● WHAT YOU SHOULD DO
Pick out each line containing the string "going".

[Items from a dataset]
========================================
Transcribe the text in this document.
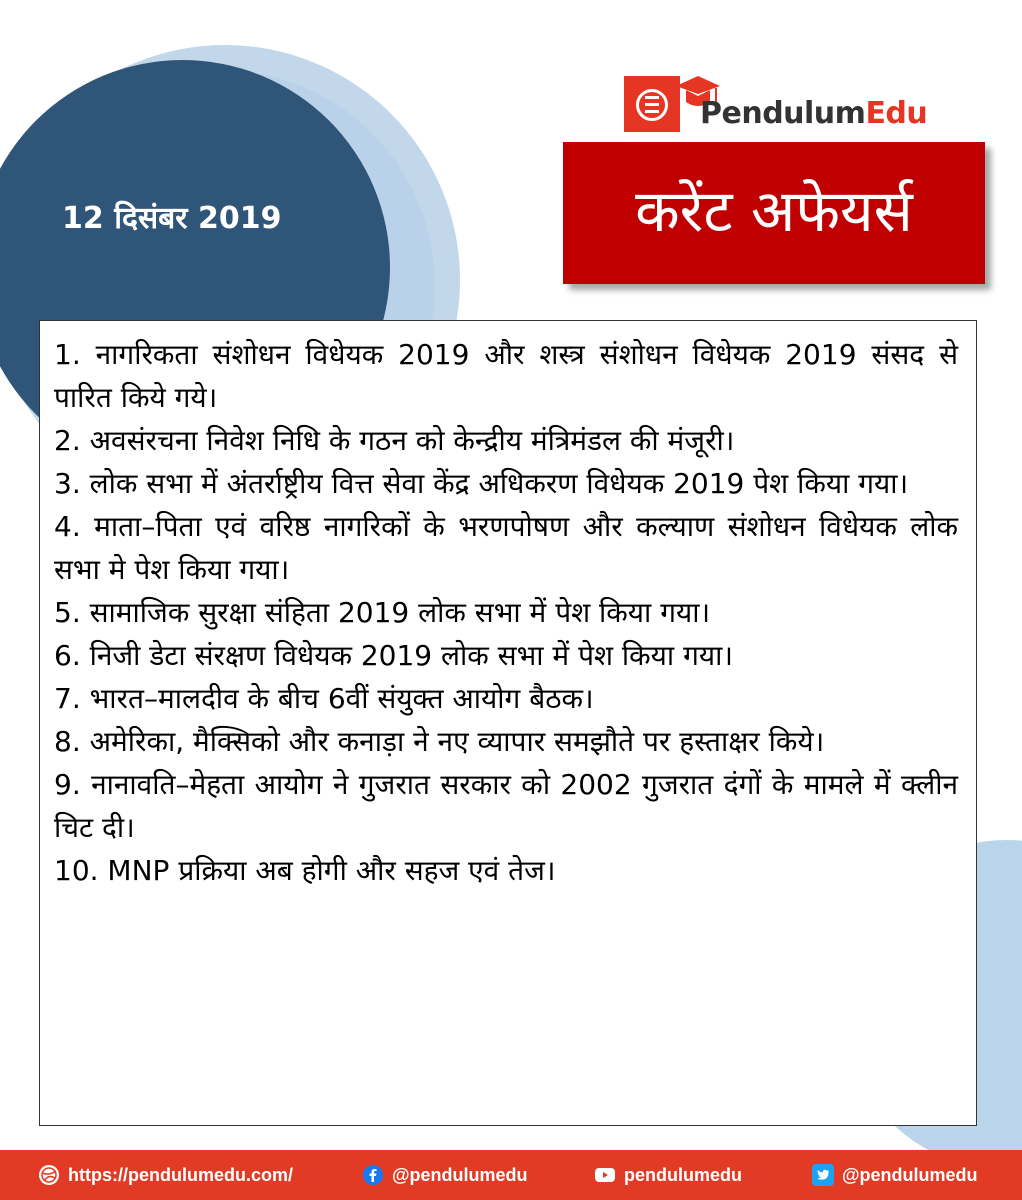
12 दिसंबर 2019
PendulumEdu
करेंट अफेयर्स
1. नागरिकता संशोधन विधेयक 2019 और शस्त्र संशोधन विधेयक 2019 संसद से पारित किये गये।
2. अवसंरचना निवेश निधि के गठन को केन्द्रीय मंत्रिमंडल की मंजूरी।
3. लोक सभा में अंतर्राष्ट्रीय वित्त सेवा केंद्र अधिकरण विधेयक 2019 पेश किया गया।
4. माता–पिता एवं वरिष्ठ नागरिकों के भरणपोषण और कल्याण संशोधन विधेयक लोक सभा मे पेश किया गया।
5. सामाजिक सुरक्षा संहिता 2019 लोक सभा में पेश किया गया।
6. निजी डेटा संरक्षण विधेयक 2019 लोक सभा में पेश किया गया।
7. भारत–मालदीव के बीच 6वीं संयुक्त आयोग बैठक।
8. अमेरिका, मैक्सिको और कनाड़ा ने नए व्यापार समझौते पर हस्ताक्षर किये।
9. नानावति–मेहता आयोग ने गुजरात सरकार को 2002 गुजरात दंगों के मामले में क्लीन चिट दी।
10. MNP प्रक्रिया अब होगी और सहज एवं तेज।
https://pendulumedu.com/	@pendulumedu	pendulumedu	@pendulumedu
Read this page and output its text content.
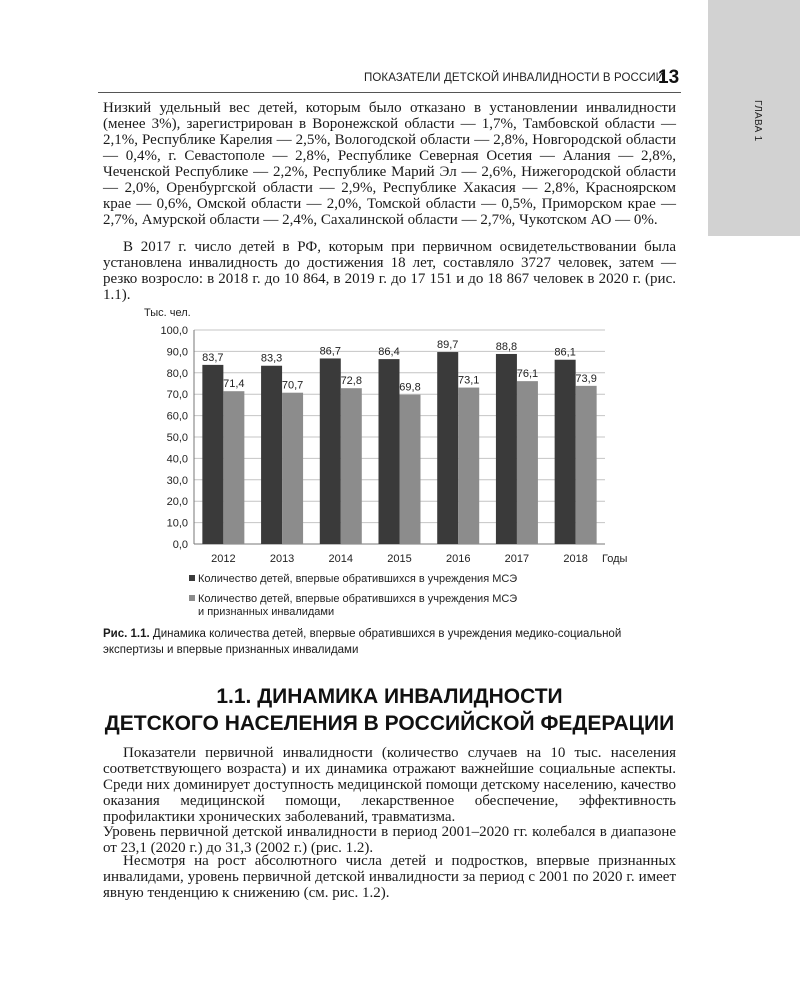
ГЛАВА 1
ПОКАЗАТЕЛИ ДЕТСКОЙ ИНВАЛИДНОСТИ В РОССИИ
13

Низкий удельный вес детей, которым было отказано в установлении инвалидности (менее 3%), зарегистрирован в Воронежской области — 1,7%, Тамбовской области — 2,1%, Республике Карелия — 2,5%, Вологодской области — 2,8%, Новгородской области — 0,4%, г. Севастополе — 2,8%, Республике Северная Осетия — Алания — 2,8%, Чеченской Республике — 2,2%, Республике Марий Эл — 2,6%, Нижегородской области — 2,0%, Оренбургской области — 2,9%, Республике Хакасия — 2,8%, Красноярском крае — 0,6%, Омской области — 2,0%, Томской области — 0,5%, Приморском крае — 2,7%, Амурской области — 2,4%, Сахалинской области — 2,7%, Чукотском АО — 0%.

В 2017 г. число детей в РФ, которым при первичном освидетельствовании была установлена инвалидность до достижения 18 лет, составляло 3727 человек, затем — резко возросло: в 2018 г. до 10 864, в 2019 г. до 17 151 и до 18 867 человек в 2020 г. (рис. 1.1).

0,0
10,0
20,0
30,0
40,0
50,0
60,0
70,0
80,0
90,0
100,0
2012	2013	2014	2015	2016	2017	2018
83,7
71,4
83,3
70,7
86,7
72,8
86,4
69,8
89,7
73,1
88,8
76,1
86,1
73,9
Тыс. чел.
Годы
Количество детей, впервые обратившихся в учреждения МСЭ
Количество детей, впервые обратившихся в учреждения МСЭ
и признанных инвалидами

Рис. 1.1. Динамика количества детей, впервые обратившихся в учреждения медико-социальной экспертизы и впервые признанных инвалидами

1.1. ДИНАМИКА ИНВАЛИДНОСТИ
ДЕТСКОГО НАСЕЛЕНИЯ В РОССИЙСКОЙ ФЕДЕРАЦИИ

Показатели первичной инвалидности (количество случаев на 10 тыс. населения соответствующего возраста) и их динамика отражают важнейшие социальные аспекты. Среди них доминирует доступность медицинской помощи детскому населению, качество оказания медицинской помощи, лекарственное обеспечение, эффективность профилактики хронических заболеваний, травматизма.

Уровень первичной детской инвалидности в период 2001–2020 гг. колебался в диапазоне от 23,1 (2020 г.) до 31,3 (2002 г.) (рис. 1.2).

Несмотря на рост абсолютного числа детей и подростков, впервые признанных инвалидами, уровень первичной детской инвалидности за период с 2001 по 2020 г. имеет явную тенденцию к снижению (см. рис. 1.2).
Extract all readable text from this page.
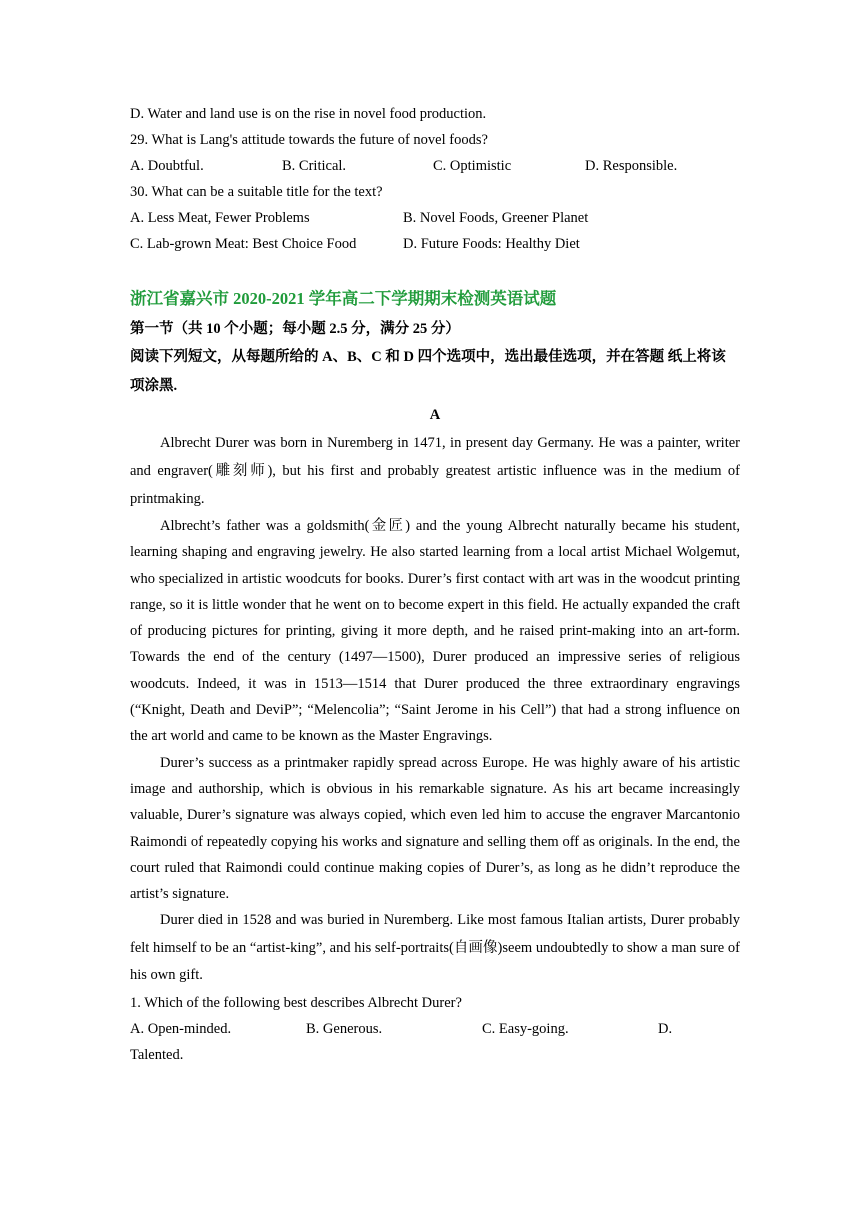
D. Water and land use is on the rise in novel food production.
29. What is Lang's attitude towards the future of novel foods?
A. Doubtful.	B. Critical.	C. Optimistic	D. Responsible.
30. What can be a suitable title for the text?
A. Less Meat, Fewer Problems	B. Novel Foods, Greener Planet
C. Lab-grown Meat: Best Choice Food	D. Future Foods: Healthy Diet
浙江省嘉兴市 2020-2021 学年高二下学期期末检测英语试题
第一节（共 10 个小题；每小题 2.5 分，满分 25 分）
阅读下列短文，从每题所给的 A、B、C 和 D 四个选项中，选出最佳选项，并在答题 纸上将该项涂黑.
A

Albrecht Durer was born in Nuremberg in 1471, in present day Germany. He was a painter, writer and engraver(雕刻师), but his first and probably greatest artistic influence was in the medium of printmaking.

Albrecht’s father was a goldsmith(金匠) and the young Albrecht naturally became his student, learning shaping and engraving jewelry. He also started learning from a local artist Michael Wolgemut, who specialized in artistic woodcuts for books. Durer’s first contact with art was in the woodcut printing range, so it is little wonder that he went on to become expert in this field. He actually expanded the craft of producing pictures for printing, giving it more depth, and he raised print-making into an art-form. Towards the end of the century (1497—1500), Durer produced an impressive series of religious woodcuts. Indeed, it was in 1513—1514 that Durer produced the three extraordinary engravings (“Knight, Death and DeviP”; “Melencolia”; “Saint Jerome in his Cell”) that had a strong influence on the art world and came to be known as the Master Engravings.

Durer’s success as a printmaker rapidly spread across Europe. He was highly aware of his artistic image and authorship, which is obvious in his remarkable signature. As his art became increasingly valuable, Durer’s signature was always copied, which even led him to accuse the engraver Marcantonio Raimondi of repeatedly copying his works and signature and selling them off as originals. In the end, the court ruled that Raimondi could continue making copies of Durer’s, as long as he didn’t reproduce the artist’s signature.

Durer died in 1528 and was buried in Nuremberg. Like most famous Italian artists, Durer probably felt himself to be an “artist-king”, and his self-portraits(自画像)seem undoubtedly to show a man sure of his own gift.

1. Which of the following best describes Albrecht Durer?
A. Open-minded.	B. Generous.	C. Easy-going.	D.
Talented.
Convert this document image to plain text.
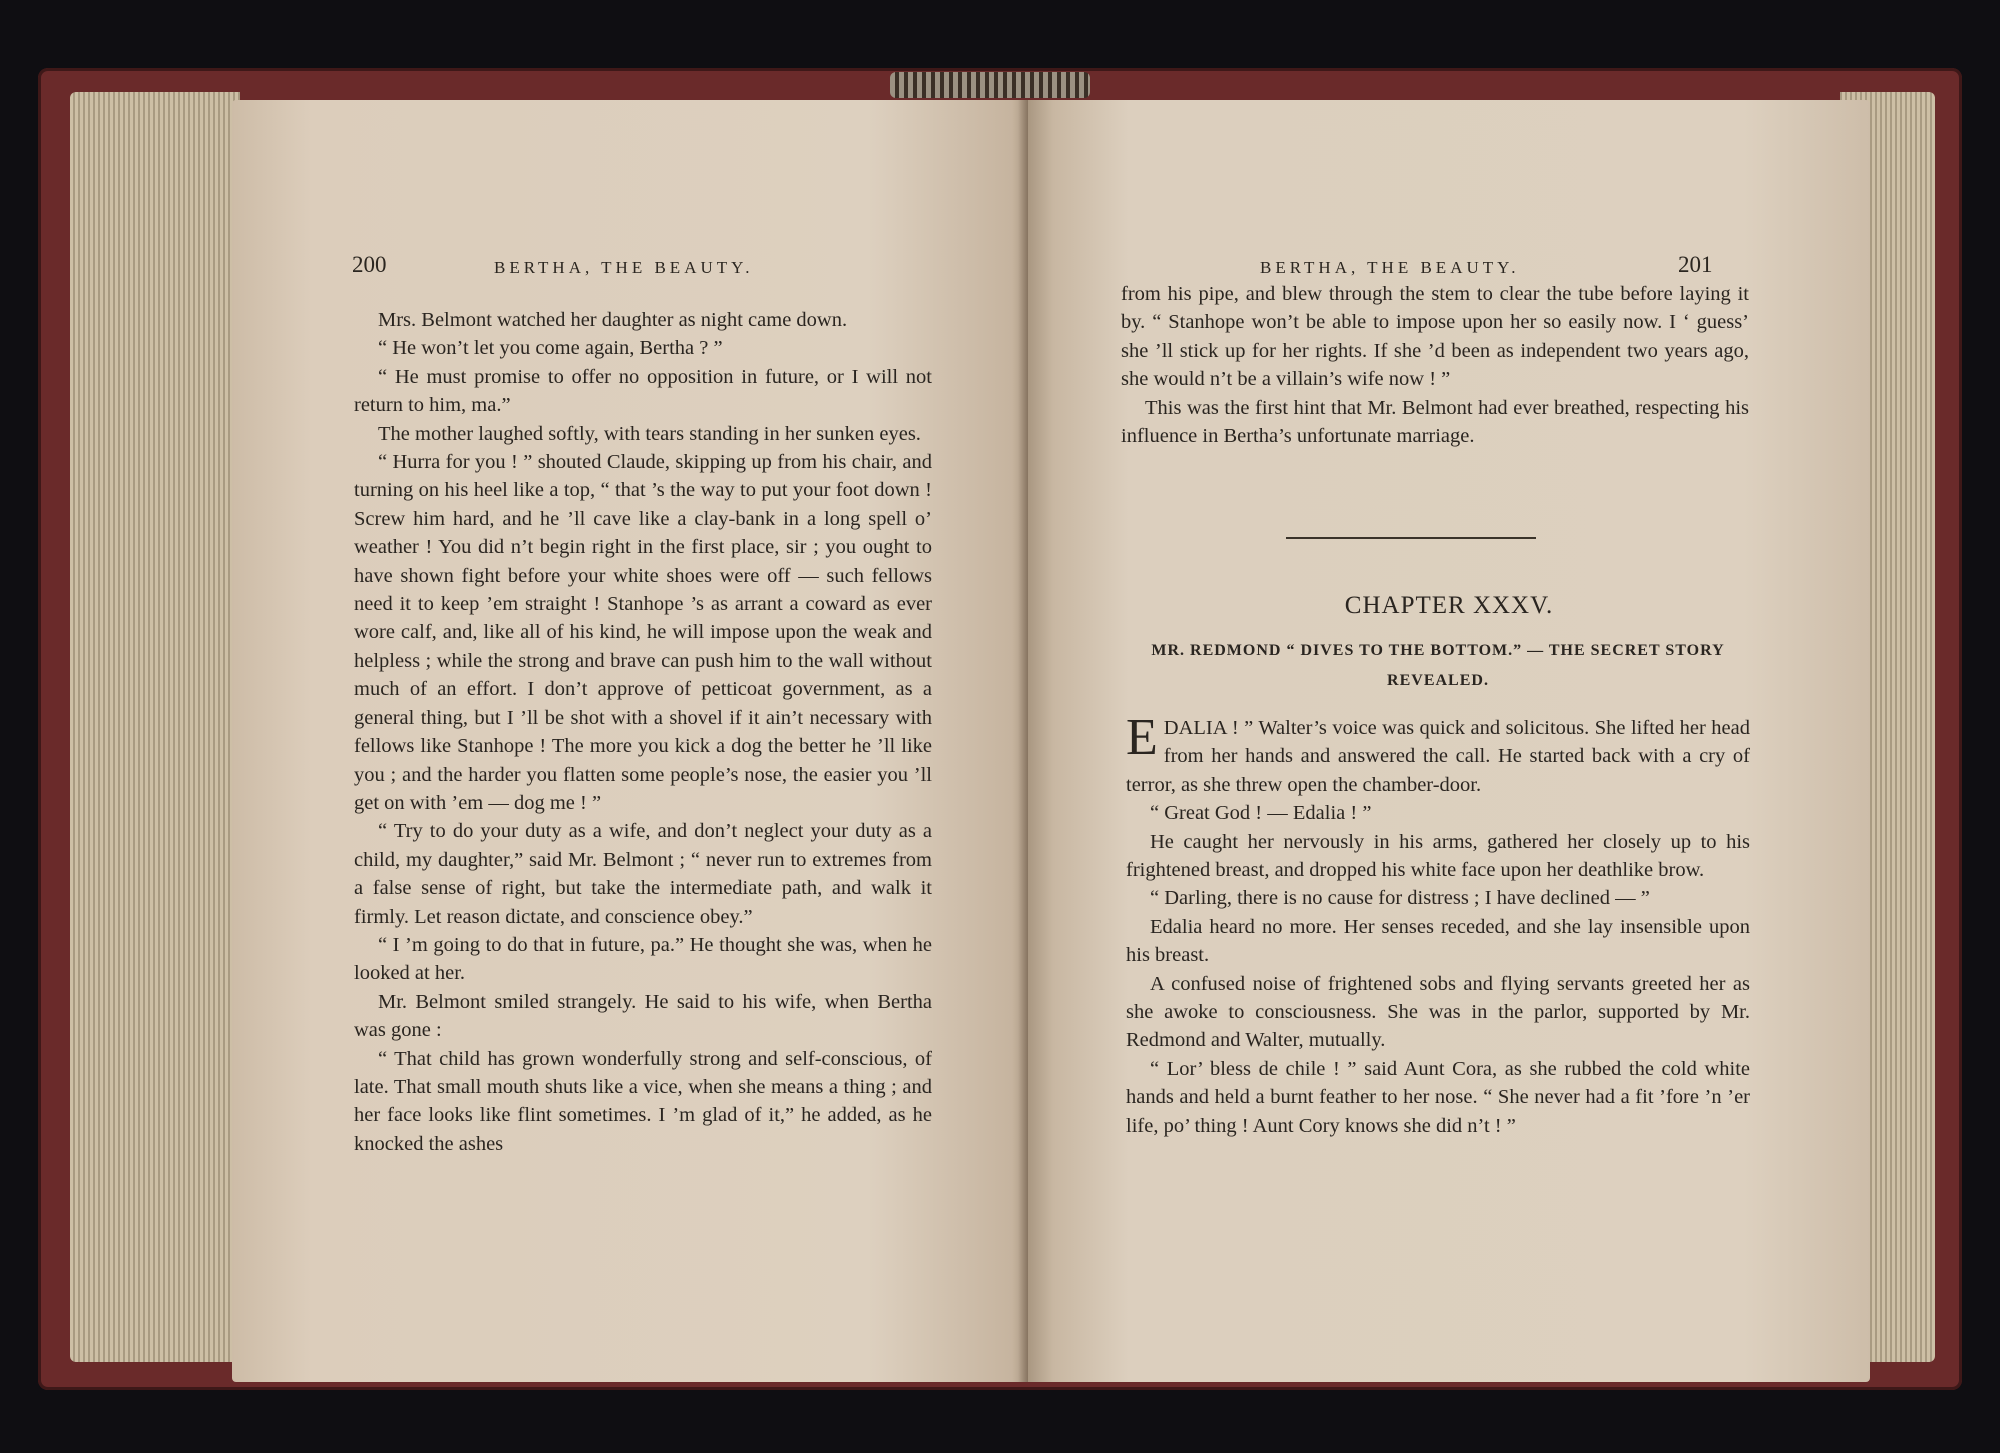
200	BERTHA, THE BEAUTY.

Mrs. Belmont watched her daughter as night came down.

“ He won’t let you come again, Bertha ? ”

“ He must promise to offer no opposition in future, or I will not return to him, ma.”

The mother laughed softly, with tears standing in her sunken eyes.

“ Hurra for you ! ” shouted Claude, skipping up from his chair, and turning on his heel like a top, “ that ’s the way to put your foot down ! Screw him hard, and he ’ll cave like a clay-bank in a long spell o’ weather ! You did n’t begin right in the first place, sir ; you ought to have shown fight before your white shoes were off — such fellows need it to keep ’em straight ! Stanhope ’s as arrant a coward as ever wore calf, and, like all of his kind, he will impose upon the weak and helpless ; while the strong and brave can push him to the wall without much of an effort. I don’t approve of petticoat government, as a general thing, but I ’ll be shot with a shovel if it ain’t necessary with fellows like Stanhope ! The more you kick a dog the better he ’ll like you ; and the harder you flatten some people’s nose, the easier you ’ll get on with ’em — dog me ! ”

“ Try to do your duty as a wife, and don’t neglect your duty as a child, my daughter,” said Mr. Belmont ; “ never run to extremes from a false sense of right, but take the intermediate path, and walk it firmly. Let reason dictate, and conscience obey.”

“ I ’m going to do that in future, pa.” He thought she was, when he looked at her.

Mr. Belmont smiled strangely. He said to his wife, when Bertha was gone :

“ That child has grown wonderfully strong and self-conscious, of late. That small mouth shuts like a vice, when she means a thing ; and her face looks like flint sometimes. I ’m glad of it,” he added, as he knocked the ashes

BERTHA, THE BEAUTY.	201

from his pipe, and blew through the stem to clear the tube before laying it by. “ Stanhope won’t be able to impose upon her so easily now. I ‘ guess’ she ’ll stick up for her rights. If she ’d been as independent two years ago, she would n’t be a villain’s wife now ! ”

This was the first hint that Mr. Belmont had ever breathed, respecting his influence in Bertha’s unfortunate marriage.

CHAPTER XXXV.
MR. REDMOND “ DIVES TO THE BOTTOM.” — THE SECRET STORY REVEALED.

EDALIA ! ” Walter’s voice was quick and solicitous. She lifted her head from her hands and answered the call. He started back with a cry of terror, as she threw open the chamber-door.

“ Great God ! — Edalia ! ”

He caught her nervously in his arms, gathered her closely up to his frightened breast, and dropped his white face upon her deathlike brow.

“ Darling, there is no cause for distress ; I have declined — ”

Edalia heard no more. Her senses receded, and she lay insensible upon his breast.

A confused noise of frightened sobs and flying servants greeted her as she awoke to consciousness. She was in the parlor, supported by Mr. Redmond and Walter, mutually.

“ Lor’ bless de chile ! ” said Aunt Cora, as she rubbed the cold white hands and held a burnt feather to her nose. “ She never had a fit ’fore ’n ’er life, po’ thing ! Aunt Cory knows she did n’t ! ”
========================================
● RESULT OF THIS EXERCISE
A. Open-minded.	B. Generous.	C. Easy-going.	D.
“ I ’m going to do that in future, pa.” He thought she was, when he looked at her.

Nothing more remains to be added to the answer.